__TO DO__.
Find the lines with "раздел" in them and copy them out.

__GIVEN DATA__.
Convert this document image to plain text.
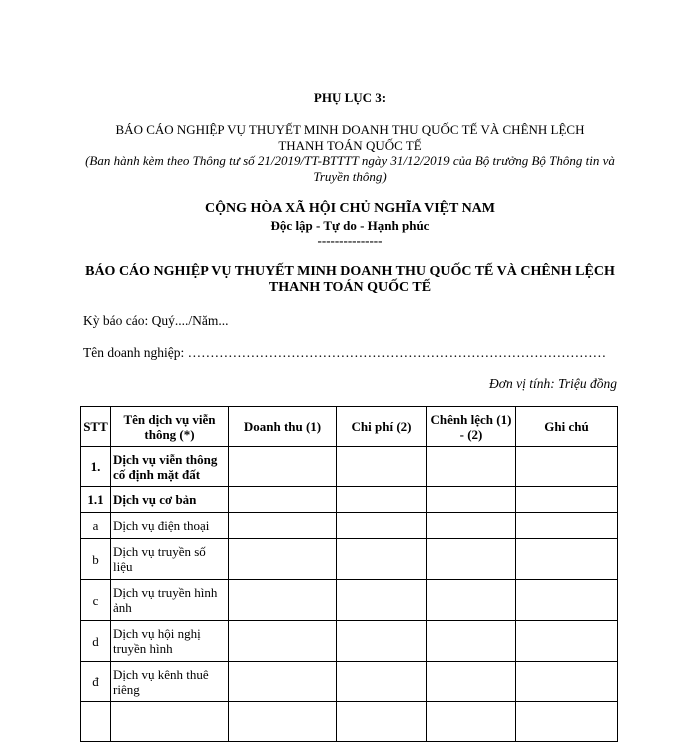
PHỤ LỤC 3:
BÁO CÁO NGHIỆP VỤ THUYẾT MINH DOANH THU QUỐC TẾ VÀ CHÊNH LỆCH THANH TOÁN QUỐC TẾ
(Ban hành kèm theo Thông tư số 21/2019/TT-BTTTT ngày 31/12/2019 của Bộ trưởng Bộ Thông tin và Truyền thông)
CỘNG HÒA XÃ HỘI CHỦ NGHĨA VIỆT NAM
Độc lập - Tự do - Hạnh phúc
---------------
BÁO CÁO NGHIỆP VỤ THUYẾT MINH DOANH THU QUỐC TẾ VÀ CHÊNH LỆCH THANH TOÁN QUỐC TẾ
Kỳ báo cáo: Quý..../Năm...
Tên doanh nghiệp: …………………………………………………………………………………
Đơn vị tính: Triệu đồng
STT	Tên dịch vụ viễn thông (*)	Doanh thu (1)	Chi phí (2)	Chênh lệch (1) - (2)	Ghi chú
1.	Dịch vụ viễn thông cố định mặt đất				
1.1	Dịch vụ cơ bản				
a	Dịch vụ điện thoại				
b	Dịch vụ truyền số liệu				
c	Dịch vụ truyền hình ảnh				
d	Dịch vụ hội nghị truyền hình				
đ	Dịch vụ kênh thuê riêng				
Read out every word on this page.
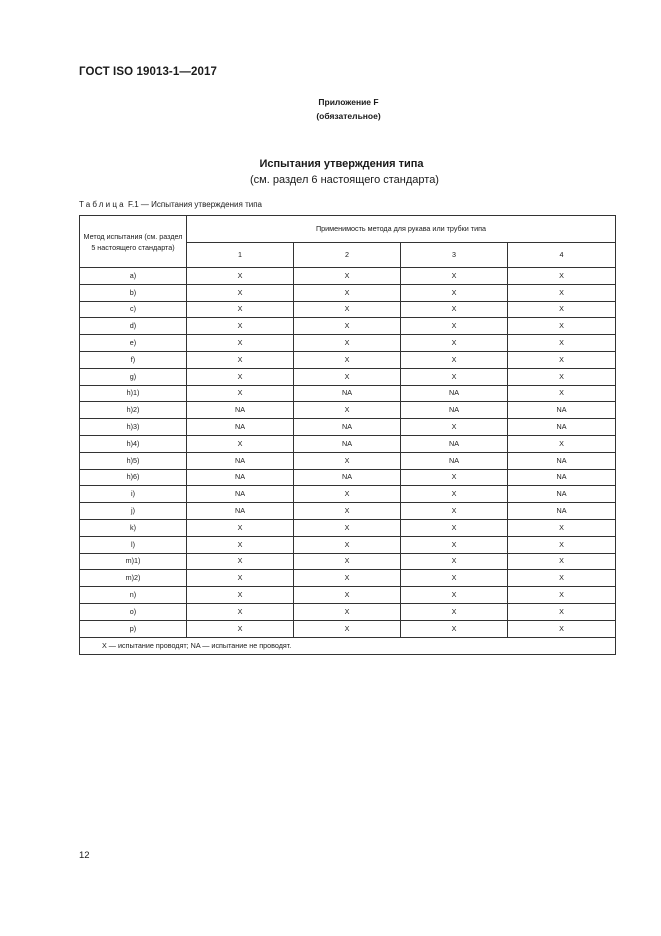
ГОСТ ISO 19013-1—2017
Приложение F
(обязательное)
Испытания утверждения типа
(см. раздел 6 настоящего стандарта)
Таблица F.1 — Испытания утверждения типа
Метод испытания (см. раздел 5 настоящего стандарта)	Применимость метода для рукава или трубки типа			
	1	2	3	4
a)	X	X	X	X
b)	X	X	X	X
c)	X	X	X	X
d)	X	X	X	X
e)	X	X	X	X
f)	X	X	X	X
g)	X	X	X	X
h)1)	X	NA	NA	X
h)2)	NA	X	NA	NA
h)3)	NA	NA	X	NA
h)4)	X	NA	NA	X
h)5)	NA	X	NA	NA
h)6)	NA	NA	X	NA
i)	NA	X	X	NA
j)	NA	X	X	NA
k)	X	X	X	X
l)	X	X	X	X
m)1)	X	X	X	X
m)2)	X	X	X	X
n)	X	X	X	X
o)	X	X	X	X
p)	X	X	X	X
X — испытание проводят; NA — испытание не проводят.				
12
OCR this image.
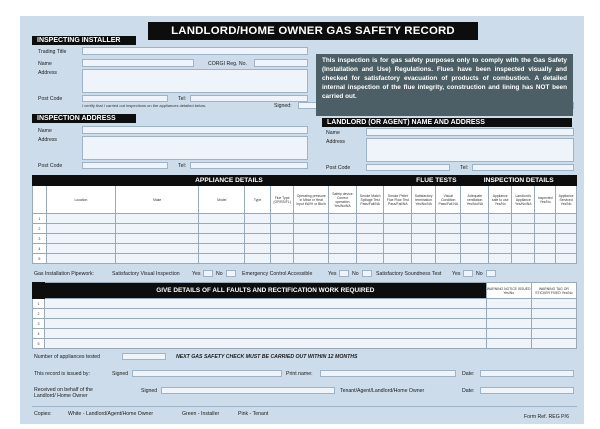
LANDLORD/HOME OWNER GAS SAFETY RECORD
INSPECTING INSTALLER
Trading Title
Name	CORGI Reg. No.
Address
Post Code	Tel:
I certify that I carried out inspections on the appliances detailed below.	Signed:
This inspection is for gas safety purposes only to comply with the Gas Safety (Installation and Use) Regulations. Flues have been inspected visually and checked for satisfactory evacuation of products of combustion. A detailed internal inspection of the flue integrity, construction and lining has NOT been carried out.
INSPECTION ADDRESS
Name
Address
Post Code	Tel:
LANDLORD (OR AGENT) NAME AND ADDRESS
Name
Address
Post Code	Tel:
	APPLIANCE DETAILS									FLUE TESTS		INSPECTION DETAILS				
	Location	Make	Model	Type	Flue Type (OF/RS/FL)	Operating pressure in Mbar or Heat input kW/H or Btu/h	Safety device Correct operation Yes/No/NA	Smoke Match Spillage Test Pass/Fail/NA	Smoke Pellet Flue Flow Test Pass/Fail/NA	Satisfactory termination Yes/No/NA	Visual Condition Pass/Fail NA	Adequate ventilation Yes/No/NA	Appliance safe to use Yes/No	Landlord's Appliance Yes/No/NA	Inspected Yes/No	Appliance Serviced Yes/No
1																
2																
3																
4																
5																
Gas Installation Pipework:	Satisfactory Visual Inspection Yes	No	Emergency Control Accessible	Yes	No	Satisfactory Soundness Test Yes	No
	GIVE DETAILS OF ALL FAULTS AND RECTIFICATION WORK REQUIRED	WARNING NOTICE ISSUED Yes/No	WARNING TAG OR STICKER FIXED Yes/No
1			
2			
3			
4			
5			
Number of appliances tested	NEXT GAS SAFETY CHECK MUST BE CARRIED OUT WITHIN 12 MONTHS
This record is issued by:	Signed	Print name:	Date:
Received on behalf of the Landlord/ Home Owner
Signed	Tenant/Agent/Landlord/Home Owner	Date:
Copies:	White - Landlord/Agent/Home Owner	Green - Installer	Pink - Tenant	Form Ref. REG P/6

__CORRECT OUTPUT__.
(см. раздел 6 настоящего стандарта)
Метод испытания (см. раздел 5 настоящего стандарта)	Применимость метода для рукава или трубки типа			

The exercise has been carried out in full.